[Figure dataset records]
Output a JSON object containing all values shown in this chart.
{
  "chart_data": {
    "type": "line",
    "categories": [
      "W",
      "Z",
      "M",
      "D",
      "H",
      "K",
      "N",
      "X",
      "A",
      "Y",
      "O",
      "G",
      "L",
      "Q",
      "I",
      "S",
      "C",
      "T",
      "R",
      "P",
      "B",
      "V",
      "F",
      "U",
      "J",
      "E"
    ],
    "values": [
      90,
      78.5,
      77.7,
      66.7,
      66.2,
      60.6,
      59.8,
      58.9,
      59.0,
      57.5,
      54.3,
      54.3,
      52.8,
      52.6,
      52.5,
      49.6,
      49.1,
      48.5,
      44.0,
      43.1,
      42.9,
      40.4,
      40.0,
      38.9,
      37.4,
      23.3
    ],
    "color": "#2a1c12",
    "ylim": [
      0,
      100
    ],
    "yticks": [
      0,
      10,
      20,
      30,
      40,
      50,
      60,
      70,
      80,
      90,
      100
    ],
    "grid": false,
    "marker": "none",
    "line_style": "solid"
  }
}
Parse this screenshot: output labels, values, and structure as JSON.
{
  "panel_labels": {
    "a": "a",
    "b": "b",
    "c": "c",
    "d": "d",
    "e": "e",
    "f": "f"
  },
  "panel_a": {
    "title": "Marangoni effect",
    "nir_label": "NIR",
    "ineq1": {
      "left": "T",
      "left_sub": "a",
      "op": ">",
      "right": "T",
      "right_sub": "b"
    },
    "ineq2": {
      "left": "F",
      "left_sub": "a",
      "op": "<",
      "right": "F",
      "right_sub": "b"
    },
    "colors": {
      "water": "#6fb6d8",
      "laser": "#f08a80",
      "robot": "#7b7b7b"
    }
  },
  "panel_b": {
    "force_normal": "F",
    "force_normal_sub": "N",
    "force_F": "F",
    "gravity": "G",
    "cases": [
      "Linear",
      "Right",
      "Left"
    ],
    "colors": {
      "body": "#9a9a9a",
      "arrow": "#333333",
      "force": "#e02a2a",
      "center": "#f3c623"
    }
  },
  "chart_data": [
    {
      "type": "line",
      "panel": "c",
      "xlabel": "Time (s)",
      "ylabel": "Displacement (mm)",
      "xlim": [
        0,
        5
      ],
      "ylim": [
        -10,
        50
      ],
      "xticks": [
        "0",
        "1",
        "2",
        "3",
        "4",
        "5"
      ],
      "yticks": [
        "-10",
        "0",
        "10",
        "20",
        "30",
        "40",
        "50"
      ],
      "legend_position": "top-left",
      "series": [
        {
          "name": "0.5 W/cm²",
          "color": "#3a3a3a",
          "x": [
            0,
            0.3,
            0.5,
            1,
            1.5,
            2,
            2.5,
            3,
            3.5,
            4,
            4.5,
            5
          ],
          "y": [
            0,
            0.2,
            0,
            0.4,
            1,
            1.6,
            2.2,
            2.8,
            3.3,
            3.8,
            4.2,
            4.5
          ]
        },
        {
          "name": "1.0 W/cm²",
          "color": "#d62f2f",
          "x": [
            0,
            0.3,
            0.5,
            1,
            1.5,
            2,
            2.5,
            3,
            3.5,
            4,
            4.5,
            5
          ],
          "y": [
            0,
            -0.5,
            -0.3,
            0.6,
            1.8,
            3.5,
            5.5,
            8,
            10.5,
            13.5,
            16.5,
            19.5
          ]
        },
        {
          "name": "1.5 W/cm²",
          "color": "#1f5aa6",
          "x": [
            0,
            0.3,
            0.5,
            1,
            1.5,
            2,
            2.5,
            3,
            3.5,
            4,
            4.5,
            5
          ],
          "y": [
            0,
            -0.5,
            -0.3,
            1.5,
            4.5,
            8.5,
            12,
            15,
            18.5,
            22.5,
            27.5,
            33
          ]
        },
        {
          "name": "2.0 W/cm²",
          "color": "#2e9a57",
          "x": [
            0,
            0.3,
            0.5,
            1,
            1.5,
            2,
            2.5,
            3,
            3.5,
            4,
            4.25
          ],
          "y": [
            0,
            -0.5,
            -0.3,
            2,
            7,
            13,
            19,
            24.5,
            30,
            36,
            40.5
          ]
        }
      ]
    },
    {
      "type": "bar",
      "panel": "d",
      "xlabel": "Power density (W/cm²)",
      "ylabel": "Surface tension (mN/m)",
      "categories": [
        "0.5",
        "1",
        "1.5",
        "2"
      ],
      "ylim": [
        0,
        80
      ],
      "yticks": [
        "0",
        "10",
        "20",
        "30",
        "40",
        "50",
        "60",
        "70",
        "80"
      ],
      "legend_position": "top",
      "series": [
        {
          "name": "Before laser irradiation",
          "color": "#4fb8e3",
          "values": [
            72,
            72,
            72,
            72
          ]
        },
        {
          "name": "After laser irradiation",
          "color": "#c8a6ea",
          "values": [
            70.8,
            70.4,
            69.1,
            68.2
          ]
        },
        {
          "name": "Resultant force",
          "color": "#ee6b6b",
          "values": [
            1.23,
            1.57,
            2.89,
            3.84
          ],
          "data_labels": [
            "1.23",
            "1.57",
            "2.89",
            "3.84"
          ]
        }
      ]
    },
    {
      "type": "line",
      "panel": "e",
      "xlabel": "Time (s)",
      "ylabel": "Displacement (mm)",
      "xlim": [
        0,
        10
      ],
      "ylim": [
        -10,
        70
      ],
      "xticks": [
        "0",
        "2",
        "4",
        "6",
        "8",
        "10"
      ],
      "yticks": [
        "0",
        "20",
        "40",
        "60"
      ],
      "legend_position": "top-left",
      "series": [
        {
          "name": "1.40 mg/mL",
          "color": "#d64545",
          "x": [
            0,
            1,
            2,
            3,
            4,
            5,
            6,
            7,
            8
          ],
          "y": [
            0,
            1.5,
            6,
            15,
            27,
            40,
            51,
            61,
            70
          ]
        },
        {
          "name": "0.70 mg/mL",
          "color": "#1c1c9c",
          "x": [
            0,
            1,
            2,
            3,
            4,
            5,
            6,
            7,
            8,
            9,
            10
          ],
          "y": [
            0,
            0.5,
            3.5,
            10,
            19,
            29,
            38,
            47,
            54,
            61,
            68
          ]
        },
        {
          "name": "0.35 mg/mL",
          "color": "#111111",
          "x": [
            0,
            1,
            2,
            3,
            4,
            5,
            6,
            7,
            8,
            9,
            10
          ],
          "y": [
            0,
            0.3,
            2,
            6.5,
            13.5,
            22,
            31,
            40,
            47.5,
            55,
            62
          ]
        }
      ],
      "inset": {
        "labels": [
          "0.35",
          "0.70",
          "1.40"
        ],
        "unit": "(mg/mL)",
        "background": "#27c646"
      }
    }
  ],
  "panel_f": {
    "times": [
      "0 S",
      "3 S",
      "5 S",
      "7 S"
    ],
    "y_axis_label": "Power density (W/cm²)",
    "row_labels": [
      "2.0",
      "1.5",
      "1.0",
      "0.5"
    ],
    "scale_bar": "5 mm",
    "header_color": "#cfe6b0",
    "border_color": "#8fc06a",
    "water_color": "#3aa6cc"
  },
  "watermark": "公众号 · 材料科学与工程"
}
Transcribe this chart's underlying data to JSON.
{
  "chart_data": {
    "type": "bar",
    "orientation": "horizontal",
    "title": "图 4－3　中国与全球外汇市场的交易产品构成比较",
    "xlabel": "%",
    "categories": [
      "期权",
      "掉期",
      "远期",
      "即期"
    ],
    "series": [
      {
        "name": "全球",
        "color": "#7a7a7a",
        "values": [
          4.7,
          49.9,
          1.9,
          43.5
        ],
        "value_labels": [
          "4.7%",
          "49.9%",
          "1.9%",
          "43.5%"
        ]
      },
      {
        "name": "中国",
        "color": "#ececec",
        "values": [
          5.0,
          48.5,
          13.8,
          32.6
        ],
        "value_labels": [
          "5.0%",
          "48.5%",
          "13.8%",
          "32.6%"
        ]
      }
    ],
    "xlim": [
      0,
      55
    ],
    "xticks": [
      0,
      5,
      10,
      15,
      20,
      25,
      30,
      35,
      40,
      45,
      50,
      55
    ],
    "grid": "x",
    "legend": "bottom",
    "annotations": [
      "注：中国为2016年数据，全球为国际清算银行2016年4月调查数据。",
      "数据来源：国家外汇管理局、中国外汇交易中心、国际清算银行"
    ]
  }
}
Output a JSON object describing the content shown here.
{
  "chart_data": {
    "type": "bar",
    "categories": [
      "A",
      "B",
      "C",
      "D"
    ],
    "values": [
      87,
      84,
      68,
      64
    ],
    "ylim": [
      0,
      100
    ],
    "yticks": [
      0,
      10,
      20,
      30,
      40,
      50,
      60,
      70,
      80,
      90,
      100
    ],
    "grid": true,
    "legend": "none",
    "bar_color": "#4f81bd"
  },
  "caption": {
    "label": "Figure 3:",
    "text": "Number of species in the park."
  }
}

**WHAT IS NEEDED**
Set out exactly the run of lines that begins at the line holding "Output a JSON object describing" and ends at the last line of the data.

**SOLUTION FOR THIS TASK**
Output a JSON object describing the content shown here.
{
  "chart_data": {
    "type": "bar",
    "categories": [
      "A",
      "B",
      "C",
      "D"
    ],
    "values": [
      87,
      84,
      68,
      64
    ],
    "ylim": [
      0,
      100
    ],
    "yticks": [
      0,
      10,
      20,
      30,
      40,
      50,
      60,
      70,
      80,
      90,
      100
    ],
    "grid": true,
    "legend": "none",
    "bar_color": "#4f81bd"
  },
  "caption": {
    "label": "Figure 3:",
    "text": "Number of species in the park."
  }
}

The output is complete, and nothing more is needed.